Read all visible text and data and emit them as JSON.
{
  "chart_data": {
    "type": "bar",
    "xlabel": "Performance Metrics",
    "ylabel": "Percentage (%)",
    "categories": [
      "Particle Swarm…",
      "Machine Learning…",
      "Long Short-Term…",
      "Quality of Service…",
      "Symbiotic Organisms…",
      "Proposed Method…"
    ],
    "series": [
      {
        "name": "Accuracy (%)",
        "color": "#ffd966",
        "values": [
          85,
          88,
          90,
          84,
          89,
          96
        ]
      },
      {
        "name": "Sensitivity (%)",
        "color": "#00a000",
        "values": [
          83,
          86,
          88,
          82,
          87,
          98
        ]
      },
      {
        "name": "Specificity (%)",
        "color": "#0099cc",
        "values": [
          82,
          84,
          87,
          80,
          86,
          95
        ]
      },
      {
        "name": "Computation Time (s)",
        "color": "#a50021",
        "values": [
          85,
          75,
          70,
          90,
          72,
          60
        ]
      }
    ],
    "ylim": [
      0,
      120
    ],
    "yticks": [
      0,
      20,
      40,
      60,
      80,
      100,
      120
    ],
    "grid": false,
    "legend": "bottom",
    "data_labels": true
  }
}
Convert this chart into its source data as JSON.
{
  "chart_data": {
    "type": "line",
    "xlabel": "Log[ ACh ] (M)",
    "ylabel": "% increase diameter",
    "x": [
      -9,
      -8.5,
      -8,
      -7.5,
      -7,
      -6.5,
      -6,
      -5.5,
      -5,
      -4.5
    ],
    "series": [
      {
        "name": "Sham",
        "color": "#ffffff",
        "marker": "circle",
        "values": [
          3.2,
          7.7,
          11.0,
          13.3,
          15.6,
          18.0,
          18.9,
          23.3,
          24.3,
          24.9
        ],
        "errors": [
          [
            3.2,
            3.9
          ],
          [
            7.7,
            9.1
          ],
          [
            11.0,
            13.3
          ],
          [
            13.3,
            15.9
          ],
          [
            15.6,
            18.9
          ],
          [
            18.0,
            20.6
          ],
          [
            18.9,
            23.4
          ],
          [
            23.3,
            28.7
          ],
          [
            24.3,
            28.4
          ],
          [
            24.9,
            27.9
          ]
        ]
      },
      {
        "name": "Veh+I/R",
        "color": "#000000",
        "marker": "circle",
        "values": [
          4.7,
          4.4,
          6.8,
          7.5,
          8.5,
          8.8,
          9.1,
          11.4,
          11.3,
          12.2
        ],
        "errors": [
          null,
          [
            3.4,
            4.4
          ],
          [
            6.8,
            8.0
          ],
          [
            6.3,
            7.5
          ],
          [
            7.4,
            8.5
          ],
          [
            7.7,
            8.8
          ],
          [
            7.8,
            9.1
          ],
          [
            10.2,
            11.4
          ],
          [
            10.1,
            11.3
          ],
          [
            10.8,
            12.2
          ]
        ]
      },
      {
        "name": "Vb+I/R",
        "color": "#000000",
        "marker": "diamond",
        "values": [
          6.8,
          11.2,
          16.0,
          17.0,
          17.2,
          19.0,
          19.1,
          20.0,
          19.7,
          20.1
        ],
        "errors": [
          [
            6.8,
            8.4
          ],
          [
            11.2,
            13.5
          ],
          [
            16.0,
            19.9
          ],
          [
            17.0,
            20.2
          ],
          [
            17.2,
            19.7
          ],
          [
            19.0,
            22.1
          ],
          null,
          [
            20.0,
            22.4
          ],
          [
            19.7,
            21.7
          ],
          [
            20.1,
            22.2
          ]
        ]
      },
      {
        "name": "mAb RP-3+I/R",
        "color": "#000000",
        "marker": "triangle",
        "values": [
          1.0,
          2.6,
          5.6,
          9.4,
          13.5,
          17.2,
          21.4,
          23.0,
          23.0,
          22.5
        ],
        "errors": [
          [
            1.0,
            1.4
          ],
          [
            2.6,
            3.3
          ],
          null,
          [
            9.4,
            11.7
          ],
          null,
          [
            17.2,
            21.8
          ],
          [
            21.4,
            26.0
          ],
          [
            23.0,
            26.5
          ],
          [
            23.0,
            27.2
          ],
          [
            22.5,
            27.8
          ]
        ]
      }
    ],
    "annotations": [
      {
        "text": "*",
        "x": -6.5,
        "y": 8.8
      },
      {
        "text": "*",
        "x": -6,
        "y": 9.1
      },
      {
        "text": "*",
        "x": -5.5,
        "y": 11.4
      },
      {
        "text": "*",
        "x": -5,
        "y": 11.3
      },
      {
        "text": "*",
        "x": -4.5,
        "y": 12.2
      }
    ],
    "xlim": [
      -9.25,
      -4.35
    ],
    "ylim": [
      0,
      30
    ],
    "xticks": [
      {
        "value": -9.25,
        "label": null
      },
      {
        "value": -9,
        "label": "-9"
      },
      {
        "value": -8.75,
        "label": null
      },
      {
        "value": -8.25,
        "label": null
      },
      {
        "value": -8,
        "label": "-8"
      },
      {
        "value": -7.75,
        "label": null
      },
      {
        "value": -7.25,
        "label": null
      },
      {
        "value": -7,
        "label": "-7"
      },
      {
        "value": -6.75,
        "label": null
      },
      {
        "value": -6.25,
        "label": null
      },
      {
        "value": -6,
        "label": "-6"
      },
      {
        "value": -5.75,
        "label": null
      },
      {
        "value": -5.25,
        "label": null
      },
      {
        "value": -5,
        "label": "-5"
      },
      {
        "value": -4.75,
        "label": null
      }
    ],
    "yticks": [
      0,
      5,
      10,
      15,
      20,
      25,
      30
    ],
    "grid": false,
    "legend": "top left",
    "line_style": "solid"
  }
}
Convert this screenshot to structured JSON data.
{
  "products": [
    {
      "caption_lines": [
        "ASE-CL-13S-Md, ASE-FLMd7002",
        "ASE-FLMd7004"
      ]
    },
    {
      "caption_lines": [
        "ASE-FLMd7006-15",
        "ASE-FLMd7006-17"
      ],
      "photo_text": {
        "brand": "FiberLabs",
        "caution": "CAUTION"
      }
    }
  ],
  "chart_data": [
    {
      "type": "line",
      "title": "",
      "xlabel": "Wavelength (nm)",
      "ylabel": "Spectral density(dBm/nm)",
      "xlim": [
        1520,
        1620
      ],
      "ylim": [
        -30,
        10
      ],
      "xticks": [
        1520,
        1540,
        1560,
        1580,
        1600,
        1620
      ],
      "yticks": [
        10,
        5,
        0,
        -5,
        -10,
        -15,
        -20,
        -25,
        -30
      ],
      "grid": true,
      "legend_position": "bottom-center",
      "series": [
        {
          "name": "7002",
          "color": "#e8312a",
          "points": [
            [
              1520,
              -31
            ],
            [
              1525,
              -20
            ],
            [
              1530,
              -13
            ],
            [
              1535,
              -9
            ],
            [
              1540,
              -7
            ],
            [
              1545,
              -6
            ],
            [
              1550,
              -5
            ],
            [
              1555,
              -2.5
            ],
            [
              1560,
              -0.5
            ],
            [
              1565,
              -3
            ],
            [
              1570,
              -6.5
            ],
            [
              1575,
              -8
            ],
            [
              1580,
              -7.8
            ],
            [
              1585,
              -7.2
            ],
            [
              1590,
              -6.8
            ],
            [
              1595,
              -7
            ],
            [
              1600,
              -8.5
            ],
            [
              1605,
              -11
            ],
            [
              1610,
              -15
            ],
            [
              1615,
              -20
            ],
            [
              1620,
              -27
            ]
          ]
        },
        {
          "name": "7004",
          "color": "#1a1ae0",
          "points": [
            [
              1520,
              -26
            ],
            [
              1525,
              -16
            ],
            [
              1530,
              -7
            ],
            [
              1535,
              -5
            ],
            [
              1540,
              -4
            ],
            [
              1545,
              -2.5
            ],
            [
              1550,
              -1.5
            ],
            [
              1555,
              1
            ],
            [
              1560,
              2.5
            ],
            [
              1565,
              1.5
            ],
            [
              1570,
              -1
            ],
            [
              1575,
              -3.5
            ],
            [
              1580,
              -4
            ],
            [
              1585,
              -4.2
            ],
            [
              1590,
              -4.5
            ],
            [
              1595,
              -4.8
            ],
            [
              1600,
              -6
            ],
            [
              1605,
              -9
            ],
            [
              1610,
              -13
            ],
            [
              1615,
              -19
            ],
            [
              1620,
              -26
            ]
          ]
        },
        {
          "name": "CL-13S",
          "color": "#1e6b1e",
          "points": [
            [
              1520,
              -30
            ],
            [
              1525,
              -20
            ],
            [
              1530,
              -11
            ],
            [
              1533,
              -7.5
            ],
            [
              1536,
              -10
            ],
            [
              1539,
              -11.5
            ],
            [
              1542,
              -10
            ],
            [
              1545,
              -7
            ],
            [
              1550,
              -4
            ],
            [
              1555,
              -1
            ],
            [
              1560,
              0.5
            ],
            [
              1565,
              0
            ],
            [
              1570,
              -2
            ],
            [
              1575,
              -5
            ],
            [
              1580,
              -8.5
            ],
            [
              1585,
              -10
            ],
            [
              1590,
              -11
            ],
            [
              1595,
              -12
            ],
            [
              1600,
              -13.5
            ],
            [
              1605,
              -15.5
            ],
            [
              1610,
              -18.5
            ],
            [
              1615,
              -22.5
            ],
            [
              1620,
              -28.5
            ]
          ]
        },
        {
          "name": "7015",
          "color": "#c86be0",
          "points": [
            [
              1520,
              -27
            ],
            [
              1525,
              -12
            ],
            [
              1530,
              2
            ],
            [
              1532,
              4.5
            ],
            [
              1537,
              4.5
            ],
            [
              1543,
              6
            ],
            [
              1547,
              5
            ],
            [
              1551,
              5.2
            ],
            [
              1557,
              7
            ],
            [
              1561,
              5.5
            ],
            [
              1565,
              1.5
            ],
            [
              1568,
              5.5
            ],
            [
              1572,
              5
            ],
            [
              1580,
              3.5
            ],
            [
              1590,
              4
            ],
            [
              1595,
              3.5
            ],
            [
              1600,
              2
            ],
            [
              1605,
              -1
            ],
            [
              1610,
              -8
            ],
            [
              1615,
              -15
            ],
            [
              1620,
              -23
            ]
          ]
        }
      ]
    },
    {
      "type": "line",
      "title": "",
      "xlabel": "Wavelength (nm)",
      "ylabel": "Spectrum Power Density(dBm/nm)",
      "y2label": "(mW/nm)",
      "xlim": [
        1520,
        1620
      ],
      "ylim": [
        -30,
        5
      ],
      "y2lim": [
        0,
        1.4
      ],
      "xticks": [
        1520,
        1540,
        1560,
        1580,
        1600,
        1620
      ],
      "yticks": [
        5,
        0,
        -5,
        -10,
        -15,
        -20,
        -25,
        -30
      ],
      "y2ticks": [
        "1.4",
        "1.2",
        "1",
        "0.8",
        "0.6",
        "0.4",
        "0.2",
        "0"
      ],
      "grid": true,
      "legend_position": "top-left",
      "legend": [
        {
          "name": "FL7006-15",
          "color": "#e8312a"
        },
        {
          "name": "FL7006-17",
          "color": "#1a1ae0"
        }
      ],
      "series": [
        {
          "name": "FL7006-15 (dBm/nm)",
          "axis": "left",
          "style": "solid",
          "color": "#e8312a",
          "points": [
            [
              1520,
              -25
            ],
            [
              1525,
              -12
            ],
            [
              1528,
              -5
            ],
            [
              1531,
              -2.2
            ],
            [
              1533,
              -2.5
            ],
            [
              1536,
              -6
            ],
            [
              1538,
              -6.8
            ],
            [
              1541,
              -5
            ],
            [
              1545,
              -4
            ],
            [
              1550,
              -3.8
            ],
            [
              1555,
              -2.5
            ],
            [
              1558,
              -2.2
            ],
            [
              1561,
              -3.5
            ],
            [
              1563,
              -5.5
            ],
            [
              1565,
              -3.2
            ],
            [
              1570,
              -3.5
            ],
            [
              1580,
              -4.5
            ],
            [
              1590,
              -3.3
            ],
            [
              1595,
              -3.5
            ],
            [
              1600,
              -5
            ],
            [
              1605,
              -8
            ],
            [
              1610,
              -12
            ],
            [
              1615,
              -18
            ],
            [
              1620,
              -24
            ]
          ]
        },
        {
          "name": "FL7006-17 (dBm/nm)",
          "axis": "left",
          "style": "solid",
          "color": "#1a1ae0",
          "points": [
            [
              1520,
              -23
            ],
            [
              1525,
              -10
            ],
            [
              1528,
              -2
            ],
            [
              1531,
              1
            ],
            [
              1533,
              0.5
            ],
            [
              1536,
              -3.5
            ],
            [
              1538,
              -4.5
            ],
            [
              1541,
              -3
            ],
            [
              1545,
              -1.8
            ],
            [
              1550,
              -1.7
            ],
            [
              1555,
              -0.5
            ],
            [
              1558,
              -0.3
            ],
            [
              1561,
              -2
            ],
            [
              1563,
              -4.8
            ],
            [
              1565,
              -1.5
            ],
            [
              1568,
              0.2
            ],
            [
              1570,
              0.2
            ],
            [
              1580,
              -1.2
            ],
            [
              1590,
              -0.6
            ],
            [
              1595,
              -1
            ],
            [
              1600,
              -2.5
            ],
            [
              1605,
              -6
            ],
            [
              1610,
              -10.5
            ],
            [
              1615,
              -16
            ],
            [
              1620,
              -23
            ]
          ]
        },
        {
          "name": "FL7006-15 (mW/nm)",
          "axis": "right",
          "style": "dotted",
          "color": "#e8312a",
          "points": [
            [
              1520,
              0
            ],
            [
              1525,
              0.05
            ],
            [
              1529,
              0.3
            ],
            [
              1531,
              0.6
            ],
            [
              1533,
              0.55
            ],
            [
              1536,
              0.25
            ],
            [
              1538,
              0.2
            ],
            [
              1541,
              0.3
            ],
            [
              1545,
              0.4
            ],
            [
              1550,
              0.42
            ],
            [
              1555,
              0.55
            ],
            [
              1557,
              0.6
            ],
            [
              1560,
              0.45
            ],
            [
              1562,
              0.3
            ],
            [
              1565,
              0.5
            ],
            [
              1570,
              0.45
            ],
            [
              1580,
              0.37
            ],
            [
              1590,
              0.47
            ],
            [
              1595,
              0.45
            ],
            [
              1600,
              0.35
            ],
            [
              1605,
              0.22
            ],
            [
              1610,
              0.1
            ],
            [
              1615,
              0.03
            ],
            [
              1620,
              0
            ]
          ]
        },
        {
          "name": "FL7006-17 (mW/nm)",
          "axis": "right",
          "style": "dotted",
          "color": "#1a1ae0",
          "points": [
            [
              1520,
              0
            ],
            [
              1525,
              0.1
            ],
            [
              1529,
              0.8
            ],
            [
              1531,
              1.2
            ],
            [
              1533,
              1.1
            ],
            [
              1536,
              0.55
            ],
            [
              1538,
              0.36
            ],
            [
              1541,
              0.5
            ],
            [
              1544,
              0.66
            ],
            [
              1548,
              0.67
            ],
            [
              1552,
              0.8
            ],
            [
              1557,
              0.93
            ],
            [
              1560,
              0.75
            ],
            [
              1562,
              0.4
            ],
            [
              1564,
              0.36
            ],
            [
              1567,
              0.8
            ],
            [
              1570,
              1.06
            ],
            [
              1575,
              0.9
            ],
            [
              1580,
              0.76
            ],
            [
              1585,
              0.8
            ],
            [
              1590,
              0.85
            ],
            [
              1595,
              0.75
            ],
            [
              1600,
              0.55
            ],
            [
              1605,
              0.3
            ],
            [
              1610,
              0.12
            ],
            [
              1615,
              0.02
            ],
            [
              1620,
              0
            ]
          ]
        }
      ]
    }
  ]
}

What needs to be done » Copy each line of the data above that holds "Convert".

Response for this exercise »
Convert this chart into its source data as JSON.
Convert this screenshot to structured JSON data.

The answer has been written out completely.